## What you need to do
Find the word "this" in the records below. List each line containing it.

## Provided data
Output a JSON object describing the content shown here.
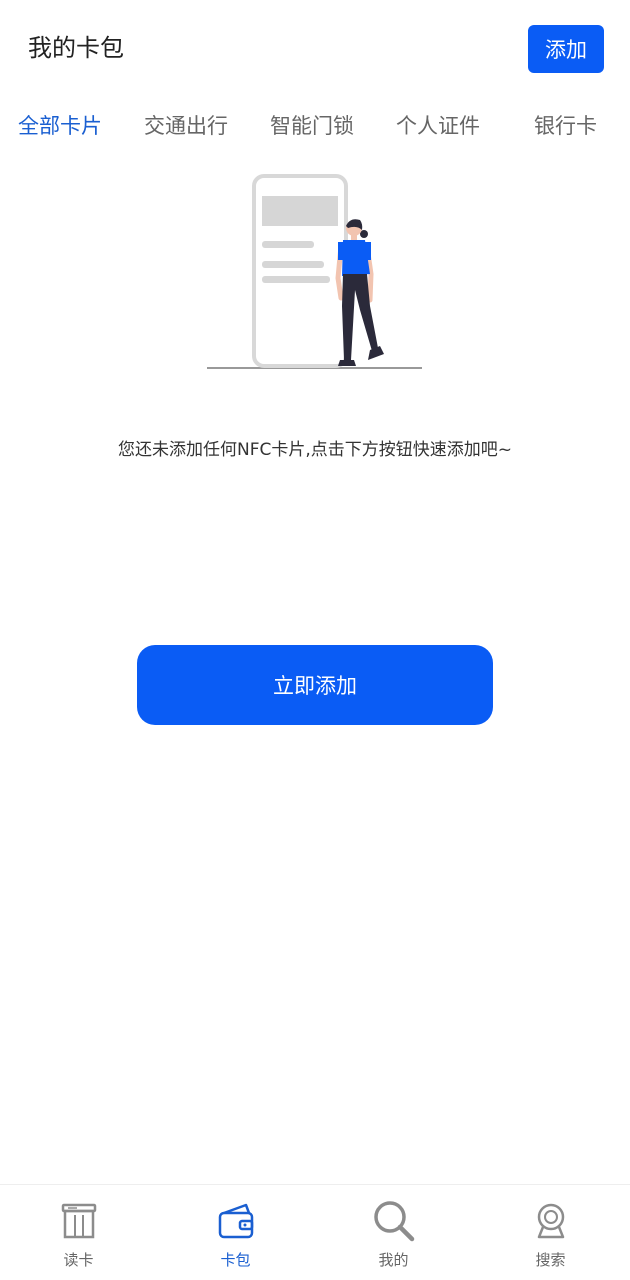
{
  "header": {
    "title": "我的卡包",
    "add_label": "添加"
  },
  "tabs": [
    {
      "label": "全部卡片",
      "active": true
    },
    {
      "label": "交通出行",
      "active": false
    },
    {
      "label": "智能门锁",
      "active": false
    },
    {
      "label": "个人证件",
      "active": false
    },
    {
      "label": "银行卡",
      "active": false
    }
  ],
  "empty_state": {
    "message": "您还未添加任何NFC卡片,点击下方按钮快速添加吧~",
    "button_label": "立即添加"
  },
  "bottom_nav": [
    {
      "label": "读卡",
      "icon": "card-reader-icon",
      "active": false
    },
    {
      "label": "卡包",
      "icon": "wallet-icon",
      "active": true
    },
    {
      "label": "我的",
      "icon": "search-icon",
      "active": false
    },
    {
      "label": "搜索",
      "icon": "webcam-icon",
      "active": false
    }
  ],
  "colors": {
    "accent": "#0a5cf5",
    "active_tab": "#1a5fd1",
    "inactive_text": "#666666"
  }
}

* * *

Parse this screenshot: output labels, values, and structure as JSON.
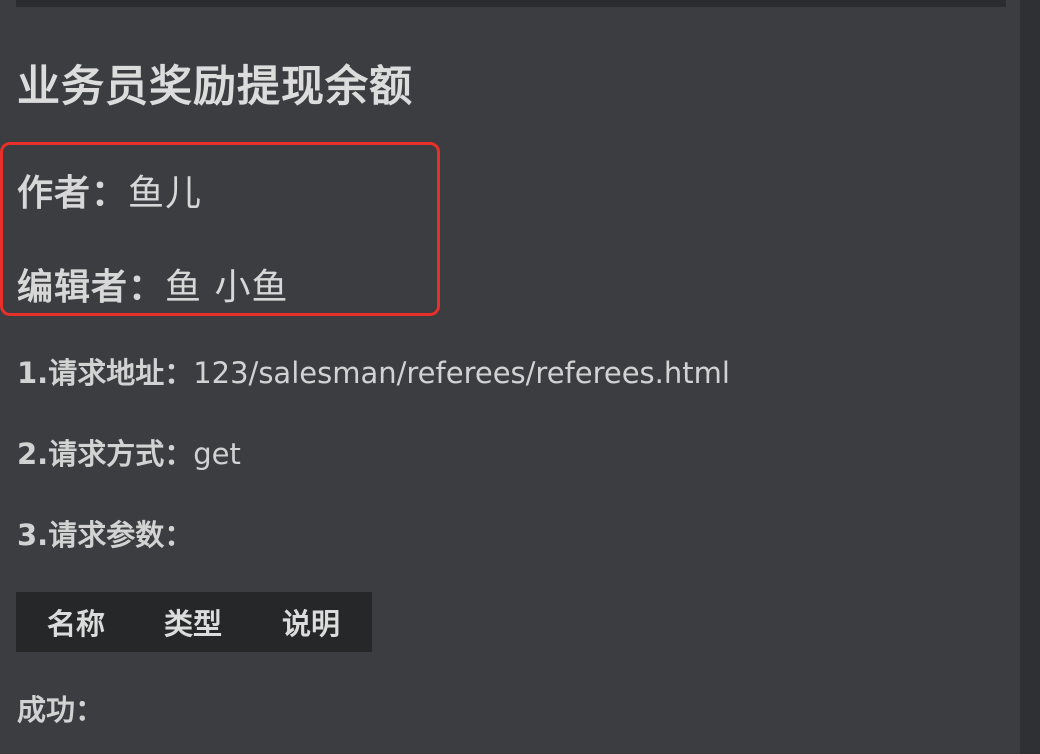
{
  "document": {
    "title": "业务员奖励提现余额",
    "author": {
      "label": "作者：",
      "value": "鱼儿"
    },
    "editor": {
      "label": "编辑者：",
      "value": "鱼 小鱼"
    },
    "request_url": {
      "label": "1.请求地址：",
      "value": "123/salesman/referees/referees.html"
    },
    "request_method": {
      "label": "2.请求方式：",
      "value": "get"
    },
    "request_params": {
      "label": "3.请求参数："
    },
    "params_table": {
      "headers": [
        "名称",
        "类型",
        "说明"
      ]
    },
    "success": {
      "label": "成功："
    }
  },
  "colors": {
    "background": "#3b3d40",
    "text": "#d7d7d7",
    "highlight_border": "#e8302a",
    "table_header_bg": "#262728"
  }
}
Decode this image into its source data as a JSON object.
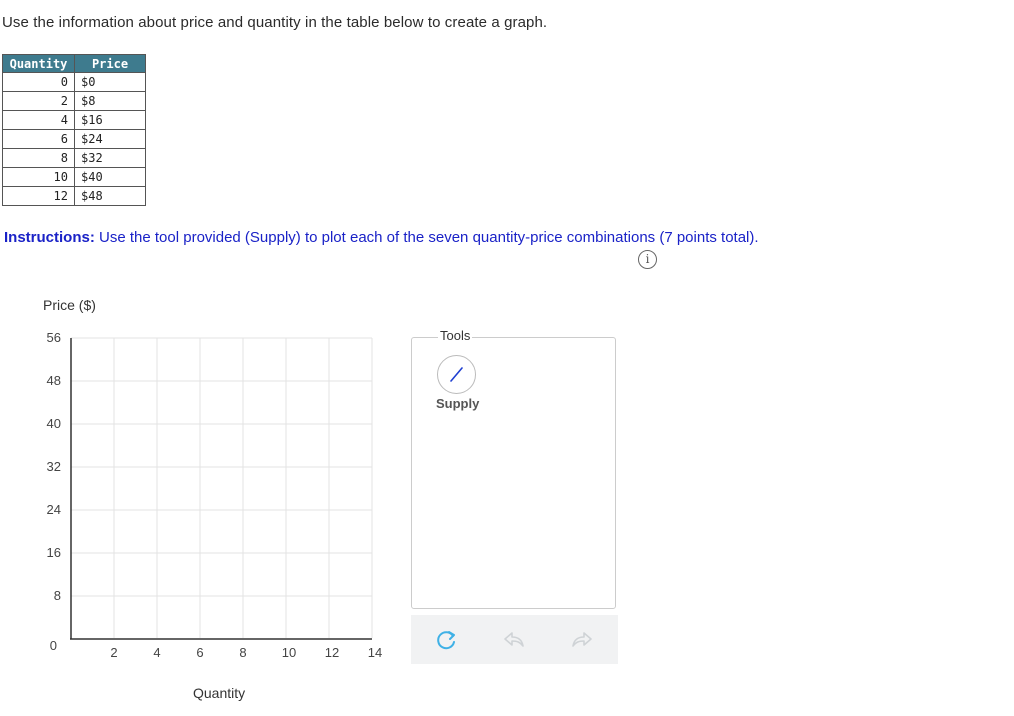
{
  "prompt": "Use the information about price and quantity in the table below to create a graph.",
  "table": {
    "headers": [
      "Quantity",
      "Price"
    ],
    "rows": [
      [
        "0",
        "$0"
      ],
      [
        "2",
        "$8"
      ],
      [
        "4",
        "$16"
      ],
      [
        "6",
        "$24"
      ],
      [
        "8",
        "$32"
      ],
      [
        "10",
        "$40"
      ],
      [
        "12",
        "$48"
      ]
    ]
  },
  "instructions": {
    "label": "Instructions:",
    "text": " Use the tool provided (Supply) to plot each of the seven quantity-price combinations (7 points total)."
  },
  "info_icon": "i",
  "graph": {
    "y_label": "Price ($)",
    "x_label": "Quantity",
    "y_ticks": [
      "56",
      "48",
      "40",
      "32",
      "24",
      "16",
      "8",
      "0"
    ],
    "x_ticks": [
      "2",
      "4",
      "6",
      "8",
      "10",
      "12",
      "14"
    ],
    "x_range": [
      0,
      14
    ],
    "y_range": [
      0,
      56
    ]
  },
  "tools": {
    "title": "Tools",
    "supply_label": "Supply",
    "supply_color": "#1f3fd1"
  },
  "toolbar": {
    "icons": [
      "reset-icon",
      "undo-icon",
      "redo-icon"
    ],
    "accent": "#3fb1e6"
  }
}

## Exercise response
Parse this screenshot: output labels, values, and structure as JSON.
Decode this image into its source data as a JSON object.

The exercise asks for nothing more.